▶ _What needs to be done_
Transcribe the records below exactly as they appear, omitting any pictures.

▶ _Supplied material_
>> Start
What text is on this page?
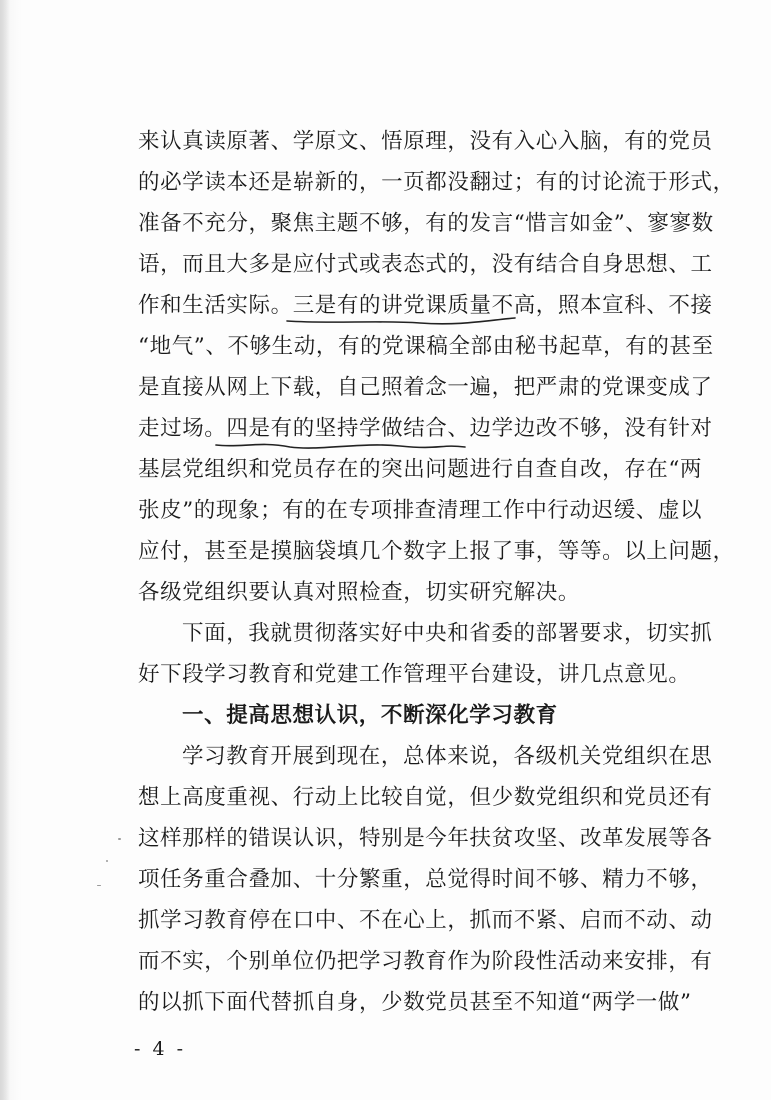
来认真读原著、学原文、悟原理，没有入心入脑，有的党员
的必学读本还是崭新的，一页都没翻过；有的讨论流于形式，
准备不充分，聚焦主题不够，有的发言“惜言如金”、寥寥数
语，而且大多是应付式或表态式的，没有结合自身思想、工
作和生活实际。三是有的讲党课质量不高，照本宣科、不接
“地气”、不够生动，有的党课稿全部由秘书起草，有的甚至
是直接从网上下载，自己照着念一遍，把严肃的党课变成了
走过场。四是有的坚持学做结合、边学边改不够，没有针对
基层党组织和党员存在的突出问题进行自查自改，存在“两
张皮”的现象；有的在专项排查清理工作中行动迟缓、虚以
应付，甚至是摸脑袋填几个数字上报了事，等等。以上问题，
各级党组织要认真对照检查，切实研究解决。
下面，我就贯彻落实好中央和省委的部署要求，切实抓
好下段学习教育和党建工作管理平台建设，讲几点意见。
一、提高思想认识，不断深化学习教育
学习教育开展到现在，总体来说，各级机关党组织在思
想上高度重视、行动上比较自觉，但少数党组织和党员还有
这样那样的错误认识，特别是今年扶贫攻坚、改革发展等各
项任务重合叠加、十分繁重，总觉得时间不够、精力不够，
抓学习教育停在口中、不在心上，抓而不紧、启而不动、动
而不实，个别单位仍把学习教育作为阶段性活动来安排，有
的以抓下面代替抓自身，少数党员甚至不知道“两学一做”
- 4 -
>> End
▶ _Solution for this task_
What text is on this page?
来认真读原著、学原文、悟原理，没有入心入脑，有的党员
的必学读本还是崭新的，一页都没翻过；有的讨论流于形式，
准备不充分，聚焦主题不够，有的发言“惜言如金”、寥寥数
语，而且大多是应付式或表态式的，没有结合自身思想、工
作和生活实际。三是有的讲党课质量不高，照本宣科、不接
“地气”、不够生动，有的党课稿全部由秘书起草，有的甚至
是直接从网上下载，自己照着念一遍，把严肃的党课变成了
走过场。四是有的坚持学做结合、边学边改不够，没有针对
基层党组织和党员存在的突出问题进行自查自改，存在“两
张皮”的现象；有的在专项排查清理工作中行动迟缓、虚以
应付，甚至是摸脑袋填几个数字上报了事，等等。以上问题，
各级党组织要认真对照检查，切实研究解决。
下面，我就贯彻落实好中央和省委的部署要求，切实抓
好下段学习教育和党建工作管理平台建设，讲几点意见。
一、提高思想认识，不断深化学习教育
学习教育开展到现在，总体来说，各级机关党组织在思
想上高度重视、行动上比较自觉，但少数党组织和党员还有
这样那样的错误认识，特别是今年扶贫攻坚、改革发展等各
项任务重合叠加、十分繁重，总觉得时间不够、精力不够，
抓学习教育停在口中、不在心上，抓而不紧、启而不动、动
而不实，个别单位仍把学习教育作为阶段性活动来安排，有
的以抓下面代替抓自身，少数党员甚至不知道“两学一做”
- 4 -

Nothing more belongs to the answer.